To do
Pick out all lines with the word "wodorek" from the records that follow.

Data provided
++++++++++
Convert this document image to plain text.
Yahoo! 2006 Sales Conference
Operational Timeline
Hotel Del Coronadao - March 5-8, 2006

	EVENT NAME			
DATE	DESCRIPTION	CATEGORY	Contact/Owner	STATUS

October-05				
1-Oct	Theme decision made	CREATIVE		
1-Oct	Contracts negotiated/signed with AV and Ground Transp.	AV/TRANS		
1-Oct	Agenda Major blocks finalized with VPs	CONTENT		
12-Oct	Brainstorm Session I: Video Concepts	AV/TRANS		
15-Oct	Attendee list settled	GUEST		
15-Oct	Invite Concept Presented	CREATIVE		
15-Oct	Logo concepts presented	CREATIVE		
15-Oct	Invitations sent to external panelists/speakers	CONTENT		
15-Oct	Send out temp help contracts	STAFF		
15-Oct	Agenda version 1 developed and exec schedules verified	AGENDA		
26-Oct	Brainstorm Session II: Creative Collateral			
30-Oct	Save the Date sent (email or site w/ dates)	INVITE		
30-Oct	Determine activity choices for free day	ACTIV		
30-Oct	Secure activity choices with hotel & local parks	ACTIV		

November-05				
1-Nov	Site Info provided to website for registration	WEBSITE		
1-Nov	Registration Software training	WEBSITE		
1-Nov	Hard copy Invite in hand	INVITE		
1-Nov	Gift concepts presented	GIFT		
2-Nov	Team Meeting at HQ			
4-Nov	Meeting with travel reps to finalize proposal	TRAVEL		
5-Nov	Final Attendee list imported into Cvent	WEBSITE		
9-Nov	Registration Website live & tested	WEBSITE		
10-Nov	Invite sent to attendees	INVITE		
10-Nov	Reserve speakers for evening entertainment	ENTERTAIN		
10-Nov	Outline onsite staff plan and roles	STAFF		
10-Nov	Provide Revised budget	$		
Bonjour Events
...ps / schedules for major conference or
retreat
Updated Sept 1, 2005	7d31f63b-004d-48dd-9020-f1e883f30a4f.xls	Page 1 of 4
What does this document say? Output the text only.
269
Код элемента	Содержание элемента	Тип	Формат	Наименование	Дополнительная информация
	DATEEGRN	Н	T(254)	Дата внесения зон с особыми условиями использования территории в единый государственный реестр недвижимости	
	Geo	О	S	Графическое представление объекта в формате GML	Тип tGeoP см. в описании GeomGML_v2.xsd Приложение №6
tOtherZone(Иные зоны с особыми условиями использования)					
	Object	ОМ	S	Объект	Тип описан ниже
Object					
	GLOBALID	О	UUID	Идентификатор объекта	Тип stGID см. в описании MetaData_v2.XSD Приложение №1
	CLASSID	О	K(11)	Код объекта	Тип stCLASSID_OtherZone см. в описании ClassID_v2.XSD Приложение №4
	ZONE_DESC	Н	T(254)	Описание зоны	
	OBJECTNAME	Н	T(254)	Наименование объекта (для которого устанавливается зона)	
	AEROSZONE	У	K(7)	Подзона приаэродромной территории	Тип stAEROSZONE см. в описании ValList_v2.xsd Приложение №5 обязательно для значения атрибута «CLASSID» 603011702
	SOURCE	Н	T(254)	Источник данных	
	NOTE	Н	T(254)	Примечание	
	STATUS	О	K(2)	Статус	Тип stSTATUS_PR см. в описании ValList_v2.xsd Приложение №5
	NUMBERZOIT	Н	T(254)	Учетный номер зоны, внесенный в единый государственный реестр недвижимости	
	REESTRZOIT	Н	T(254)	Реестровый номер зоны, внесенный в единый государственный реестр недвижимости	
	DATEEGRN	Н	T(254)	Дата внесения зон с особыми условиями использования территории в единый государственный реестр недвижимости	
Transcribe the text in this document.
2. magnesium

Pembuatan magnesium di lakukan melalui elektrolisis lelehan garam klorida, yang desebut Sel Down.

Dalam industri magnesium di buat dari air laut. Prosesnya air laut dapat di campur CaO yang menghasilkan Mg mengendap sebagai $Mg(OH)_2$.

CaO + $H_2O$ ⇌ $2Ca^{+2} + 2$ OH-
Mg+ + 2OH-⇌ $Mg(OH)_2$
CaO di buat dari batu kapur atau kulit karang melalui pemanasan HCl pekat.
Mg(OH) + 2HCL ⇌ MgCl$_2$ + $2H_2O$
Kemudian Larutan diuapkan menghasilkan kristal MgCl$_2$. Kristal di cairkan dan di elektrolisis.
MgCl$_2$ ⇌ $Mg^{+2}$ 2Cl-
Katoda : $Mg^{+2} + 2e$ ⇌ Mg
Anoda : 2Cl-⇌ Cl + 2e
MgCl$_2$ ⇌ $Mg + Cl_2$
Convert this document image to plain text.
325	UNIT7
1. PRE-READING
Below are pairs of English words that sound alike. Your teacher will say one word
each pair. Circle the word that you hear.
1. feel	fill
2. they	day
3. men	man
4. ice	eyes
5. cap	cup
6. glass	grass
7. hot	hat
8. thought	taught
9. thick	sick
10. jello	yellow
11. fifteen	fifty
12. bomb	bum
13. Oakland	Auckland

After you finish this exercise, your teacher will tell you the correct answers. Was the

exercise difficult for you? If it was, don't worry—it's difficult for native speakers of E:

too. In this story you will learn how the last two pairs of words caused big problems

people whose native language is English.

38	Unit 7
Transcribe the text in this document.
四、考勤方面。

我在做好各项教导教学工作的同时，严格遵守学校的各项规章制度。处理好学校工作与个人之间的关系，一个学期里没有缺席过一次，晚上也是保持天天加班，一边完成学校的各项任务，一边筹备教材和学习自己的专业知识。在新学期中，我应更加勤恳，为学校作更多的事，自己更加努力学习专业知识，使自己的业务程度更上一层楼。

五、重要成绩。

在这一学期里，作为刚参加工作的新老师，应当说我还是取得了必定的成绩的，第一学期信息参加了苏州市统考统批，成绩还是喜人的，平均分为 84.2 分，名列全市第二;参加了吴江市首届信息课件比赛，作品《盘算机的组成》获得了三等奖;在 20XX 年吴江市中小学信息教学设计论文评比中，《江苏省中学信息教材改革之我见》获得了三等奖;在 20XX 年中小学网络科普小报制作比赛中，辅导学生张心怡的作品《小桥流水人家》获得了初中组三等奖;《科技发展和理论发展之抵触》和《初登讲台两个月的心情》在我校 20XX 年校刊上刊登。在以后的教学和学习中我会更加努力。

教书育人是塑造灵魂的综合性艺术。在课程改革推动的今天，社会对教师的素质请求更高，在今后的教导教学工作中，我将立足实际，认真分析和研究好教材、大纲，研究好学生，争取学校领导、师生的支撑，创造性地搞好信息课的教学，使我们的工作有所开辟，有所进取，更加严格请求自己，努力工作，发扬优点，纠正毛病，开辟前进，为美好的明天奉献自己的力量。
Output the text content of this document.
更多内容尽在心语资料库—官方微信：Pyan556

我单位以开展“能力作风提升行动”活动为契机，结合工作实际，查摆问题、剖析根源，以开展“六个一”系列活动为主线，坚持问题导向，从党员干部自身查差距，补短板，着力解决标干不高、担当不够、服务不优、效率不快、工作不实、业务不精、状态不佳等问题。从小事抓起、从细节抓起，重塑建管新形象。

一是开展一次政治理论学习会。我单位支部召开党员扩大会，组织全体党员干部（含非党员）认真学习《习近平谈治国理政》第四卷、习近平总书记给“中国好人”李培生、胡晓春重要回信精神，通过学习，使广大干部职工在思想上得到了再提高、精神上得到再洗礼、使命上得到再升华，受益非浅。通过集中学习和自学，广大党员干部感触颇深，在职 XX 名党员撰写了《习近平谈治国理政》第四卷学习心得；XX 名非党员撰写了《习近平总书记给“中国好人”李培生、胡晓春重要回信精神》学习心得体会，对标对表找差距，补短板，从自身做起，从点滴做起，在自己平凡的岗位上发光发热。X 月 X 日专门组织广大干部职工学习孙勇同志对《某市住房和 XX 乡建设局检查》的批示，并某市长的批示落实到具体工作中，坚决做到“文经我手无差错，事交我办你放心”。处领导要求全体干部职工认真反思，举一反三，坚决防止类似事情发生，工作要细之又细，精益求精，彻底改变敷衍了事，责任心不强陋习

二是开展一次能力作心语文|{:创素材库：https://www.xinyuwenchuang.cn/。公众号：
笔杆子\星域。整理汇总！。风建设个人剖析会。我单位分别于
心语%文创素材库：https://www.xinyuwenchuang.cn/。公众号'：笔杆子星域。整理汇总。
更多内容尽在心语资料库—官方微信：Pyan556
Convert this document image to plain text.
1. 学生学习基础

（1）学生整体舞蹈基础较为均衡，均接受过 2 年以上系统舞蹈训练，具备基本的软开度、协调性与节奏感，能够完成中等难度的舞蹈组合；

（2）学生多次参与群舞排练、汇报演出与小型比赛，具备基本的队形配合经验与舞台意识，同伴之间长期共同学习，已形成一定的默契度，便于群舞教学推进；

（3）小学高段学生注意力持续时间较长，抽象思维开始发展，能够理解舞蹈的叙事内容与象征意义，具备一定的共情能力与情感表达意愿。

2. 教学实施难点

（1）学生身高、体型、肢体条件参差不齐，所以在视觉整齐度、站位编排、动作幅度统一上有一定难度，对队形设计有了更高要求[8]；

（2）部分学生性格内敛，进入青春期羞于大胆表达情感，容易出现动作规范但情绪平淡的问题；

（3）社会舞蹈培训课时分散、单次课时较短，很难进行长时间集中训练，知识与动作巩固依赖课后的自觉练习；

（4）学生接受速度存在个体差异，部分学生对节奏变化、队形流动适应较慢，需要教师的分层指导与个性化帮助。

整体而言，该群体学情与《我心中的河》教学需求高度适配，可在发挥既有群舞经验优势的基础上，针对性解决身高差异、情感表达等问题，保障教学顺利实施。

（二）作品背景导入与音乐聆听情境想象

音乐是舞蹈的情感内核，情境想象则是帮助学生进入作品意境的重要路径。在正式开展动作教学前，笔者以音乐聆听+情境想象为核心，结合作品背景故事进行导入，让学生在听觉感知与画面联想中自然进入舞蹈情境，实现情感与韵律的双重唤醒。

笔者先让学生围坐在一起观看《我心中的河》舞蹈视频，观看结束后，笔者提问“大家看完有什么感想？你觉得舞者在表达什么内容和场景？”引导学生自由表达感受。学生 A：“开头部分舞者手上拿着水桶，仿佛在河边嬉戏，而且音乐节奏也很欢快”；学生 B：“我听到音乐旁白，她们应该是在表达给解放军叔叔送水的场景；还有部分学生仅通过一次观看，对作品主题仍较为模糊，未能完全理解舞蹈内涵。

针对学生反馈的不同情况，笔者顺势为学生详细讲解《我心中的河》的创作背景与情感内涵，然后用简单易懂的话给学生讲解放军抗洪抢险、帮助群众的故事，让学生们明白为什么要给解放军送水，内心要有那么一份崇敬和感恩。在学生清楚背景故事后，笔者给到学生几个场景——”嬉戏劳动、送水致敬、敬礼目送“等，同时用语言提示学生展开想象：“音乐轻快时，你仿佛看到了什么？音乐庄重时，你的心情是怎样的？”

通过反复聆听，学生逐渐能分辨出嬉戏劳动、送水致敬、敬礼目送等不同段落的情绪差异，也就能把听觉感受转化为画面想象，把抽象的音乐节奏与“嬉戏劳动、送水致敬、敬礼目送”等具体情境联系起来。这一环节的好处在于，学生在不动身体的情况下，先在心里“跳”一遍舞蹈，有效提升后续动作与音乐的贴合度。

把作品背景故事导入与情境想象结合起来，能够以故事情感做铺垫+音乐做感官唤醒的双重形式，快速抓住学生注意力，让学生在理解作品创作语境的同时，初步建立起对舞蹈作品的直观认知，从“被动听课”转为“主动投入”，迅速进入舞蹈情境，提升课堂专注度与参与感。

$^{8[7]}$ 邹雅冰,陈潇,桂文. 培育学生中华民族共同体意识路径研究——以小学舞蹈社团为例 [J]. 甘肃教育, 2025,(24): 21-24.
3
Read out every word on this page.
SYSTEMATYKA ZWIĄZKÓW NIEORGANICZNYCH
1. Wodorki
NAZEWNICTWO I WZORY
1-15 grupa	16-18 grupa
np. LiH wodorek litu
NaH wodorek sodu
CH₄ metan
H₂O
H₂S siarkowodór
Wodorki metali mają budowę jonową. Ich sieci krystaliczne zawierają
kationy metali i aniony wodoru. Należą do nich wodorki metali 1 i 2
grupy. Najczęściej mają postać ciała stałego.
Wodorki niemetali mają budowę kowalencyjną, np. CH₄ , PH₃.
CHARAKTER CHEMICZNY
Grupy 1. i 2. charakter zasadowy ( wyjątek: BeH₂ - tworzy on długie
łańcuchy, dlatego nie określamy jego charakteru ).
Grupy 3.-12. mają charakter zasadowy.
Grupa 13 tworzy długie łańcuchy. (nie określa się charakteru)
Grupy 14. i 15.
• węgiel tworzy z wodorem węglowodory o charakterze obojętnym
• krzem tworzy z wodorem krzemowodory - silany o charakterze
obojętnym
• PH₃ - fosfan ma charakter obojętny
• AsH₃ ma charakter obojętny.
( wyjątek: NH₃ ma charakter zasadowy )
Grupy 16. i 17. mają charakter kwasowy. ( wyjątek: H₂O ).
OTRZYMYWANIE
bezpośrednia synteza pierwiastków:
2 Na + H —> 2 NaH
++++++++++
Task answer
np. LiH wodorek litu
NaH wodorek sodu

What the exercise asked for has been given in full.